● Objective
Print every record below exactly as written.

#####

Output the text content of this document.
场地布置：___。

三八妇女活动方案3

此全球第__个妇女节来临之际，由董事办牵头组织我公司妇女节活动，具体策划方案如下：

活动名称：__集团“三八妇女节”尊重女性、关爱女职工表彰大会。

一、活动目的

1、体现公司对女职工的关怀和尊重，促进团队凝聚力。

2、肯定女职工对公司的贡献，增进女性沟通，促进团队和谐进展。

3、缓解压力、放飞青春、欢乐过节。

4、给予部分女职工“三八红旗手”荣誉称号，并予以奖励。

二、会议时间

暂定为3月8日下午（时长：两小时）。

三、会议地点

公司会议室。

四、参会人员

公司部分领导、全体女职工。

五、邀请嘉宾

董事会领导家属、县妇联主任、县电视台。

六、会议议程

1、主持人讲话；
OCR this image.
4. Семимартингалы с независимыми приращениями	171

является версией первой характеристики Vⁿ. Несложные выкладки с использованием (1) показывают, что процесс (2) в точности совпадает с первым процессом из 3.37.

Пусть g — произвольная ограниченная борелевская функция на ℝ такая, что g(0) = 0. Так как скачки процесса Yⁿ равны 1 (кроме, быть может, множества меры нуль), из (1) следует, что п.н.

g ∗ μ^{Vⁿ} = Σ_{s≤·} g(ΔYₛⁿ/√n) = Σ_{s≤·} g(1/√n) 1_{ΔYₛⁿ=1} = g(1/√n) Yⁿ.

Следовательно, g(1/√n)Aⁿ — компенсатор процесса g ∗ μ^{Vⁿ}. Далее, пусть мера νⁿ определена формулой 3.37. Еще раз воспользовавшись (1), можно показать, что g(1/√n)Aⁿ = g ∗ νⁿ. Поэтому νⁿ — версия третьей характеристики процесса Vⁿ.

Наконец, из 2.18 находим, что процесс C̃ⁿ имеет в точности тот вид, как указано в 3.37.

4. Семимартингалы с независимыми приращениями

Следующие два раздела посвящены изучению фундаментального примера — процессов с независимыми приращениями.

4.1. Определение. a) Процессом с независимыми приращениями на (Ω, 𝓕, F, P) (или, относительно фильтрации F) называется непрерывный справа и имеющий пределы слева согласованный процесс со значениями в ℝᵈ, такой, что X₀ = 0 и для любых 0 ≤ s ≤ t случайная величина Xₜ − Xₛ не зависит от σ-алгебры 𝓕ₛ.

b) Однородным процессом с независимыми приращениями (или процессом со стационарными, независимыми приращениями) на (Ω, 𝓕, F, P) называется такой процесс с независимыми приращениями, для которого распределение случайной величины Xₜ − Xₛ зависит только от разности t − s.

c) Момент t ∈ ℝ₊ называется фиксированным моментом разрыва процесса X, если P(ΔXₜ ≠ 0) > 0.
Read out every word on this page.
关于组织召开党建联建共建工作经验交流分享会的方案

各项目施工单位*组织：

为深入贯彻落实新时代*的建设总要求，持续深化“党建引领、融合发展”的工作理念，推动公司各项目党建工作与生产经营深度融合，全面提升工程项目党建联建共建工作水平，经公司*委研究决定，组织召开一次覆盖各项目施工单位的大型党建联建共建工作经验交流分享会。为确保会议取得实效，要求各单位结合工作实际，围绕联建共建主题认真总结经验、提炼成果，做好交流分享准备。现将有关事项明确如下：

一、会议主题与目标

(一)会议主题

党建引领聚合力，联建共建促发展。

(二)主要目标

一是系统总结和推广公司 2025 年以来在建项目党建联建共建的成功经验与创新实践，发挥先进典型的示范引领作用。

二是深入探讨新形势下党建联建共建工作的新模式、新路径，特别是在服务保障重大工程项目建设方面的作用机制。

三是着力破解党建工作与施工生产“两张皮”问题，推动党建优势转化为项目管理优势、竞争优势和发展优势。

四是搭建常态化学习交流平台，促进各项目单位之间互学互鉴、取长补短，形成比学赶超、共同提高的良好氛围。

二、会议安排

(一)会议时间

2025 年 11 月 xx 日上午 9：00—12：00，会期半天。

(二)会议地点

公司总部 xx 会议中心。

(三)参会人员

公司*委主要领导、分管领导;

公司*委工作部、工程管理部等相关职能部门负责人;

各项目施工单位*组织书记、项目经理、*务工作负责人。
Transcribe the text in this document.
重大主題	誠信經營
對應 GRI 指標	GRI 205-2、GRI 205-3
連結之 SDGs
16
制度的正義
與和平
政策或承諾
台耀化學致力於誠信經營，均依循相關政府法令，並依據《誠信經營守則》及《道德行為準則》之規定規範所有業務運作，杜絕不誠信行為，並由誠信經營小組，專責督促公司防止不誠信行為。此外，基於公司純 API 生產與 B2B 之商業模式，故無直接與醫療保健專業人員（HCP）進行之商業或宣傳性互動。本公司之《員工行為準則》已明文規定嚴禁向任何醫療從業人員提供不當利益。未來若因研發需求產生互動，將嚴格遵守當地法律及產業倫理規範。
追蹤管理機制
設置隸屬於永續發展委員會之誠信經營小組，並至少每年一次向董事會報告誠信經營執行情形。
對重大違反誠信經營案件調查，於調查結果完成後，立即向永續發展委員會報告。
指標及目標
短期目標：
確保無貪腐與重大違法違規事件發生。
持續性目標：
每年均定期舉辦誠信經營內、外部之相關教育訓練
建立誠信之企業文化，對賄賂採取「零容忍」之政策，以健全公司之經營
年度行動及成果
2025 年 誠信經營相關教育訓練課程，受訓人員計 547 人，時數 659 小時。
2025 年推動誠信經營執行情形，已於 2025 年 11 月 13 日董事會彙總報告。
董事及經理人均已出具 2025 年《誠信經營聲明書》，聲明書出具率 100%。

#####

● Reply
Output the text content of this document.
场地布置：___。

三八妇女活动方案3

此全球第__个妇女节来临之际，由董事办牵头组织我公司妇女节活动，具体策划方案如下：

活动名称：__集团“三八妇女节”尊重女性、关爱女职工表彰大会。

一、活动目的

1、体现公司对女职工的关怀和尊重，促进团队凝聚力。

2、肯定女职工对公司的贡献，增进女性沟通，促进团队和谐进展。

3、缓解压力、放飞青春、欢乐过节。

4、给予部分女职工“三八红旗手”荣誉称号，并予以奖励。

二、会议时间

暂定为3月8日下午（时长：两小时）。

三、会议地点

公司会议室。

四、参会人员

公司部分领导、全体女职工。

五、邀请嘉宾

董事会领导家属、县妇联主任、县电视台。

六、会议议程

1、主持人讲话；
OCR this image.
4. Семимартингалы с независимыми приращениями	171

является версией первой характеристики Vⁿ. Несложные выкладки с использованием (1) показывают, что процесс (2) в точности совпадает с первым процессом из 3.37.

Пусть g — произвольная ограниченная борелевская функция на ℝ такая, что g(0) = 0. Так как скачки процесса Yⁿ равны 1 (кроме, быть может, множества меры нуль), из (1) следует, что п.н.

g ∗ μ^{Vⁿ} = Σ_{s≤·} g(ΔYₛⁿ/√n) = Σ_{s≤·} g(1/√n) 1_{ΔYₛⁿ=1} = g(1/√n) Yⁿ.

Следовательно, g(1/√n)Aⁿ — компенсатор процесса g ∗ μ^{Vⁿ}. Далее, пусть мера νⁿ определена формулой 3.37. Еще раз воспользовавшись (1), можно показать, что g(1/√n)Aⁿ = g ∗ νⁿ. Поэтому νⁿ — версия третьей характеристики процесса Vⁿ.

Наконец, из 2.18 находим, что процесс C̃ⁿ имеет в точности тот вид, как указано в 3.37.

4. Семимартингалы с независимыми приращениями

Следующие два раздела посвящены изучению фундаментального примера — процессов с независимыми приращениями.

4.1. Определение. a) Процессом с независимыми приращениями на (Ω, 𝓕, F, P) (или, относительно фильтрации F) называется непрерывный справа и имеющий пределы слева согласованный процесс со значениями в ℝᵈ, такой, что X₀ = 0 и для любых 0 ≤ s ≤ t случайная величина Xₜ − Xₛ не зависит от σ-алгебры 𝓕ₛ.

b) Однородным процессом с независимыми приращениями (или процессом со стационарными, независимыми приращениями) на (Ω, 𝓕, F, P) называется такой процесс с независимыми приращениями, для которого распределение случайной величины Xₜ − Xₛ зависит только от разности t − s.

c) Момент t ∈ ℝ₊ называется фиксированным моментом разрыва процесса X, если P(ΔXₜ ≠ 0) > 0.
Read out every word on this page.
关于组织召开党建联建共建工作经验交流分享会的方案

各项目施工单位*组织：

为深入贯彻落实新时代*的建设总要求，持续深化“党建引领、融合发展”的工作理念，推动公司各项目党建工作与生产经营深度融合，全面提升工程项目党建联建共建工作水平，经公司*委研究决定，组织召开一次覆盖各项目施工单位的大型党建联建共建工作经验交流分享会。为确保会议取得实效，要求各单位结合工作实际，围绕联建共建主题认真总结经验、提炼成果，做好交流分享准备。现将有关事项明确如下：

一、会议主题与目标

(一)会议主题

党建引领聚合力，联建共建促发展。

(二)主要目标

一是系统总结和推广公司 2025 年以来在建项目党建联建共建的成功经验与创新实践，发挥先进典型的示范引领作用。

二是深入探讨新形势下党建联建共建工作的新模式、新路径，特别是在服务保障重大工程项目建设方面的作用机制。

三是着力破解党建工作与施工生产“两张皮”问题，推动党建优势转化为项目管理优势、竞争优势和发展优势。

四是搭建常态化学习交流平台，促进各项目单位之间互学互鉴、取长补短，形成比学赶超、共同提高的良好氛围。

二、会议安排

(一)会议时间

2025 年 11 月 xx 日上午 9：00—12：00，会期半天。

(二)会议地点

公司总部 xx 会议中心。

(三)参会人员

公司*委主要领导、分管领导;

公司*委工作部、工程管理部等相关职能部门负责人;

各项目施工单位*组织书记、项目经理、*务工作负责人。
Transcribe the text in this document.
重大主題	誠信經營
對應 GRI 指標	GRI 205-2、GRI 205-3
連結之 SDGs
16
制度的正義
與和平
政策或承諾
台耀化學致力於誠信經營，均依循相關政府法令，並依據《誠信經營守則》及《道德行為準則》之規定規範所有業務運作，杜絕不誠信行為，並由誠信經營小組，專責督促公司防止不誠信行為。此外，基於公司純 API 生產與 B2B 之商業模式，故無直接與醫療保健專業人員（HCP）進行之商業或宣傳性互動。本公司之《員工行為準則》已明文規定嚴禁向任何醫療從業人員提供不當利益。未來若因研發需求產生互動，將嚴格遵守當地法律及產業倫理規範。
追蹤管理機制
設置隸屬於永續發展委員會之誠信經營小組，並至少每年一次向董事會報告誠信經營執行情形。
對重大違反誠信經營案件調查，於調查結果完成後，立即向永續發展委員會報告。
指標及目標
短期目標：
確保無貪腐與重大違法違規事件發生。
持續性目標：
每年均定期舉辦誠信經營內、外部之相關教育訓練
建立誠信之企業文化，對賄賂採取「零容忍」之政策，以健全公司之經營
年度行動及成果
2025 年 誠信經營相關教育訓練課程，受訓人員計 547 人，時數 659 小時。
2025 年推動誠信經營執行情形，已於 2025 年 11 月 13 日董事會彙總報告。
董事及經理人均已出具 2025 年《誠信經營聲明書》，聲明書出具率 100%。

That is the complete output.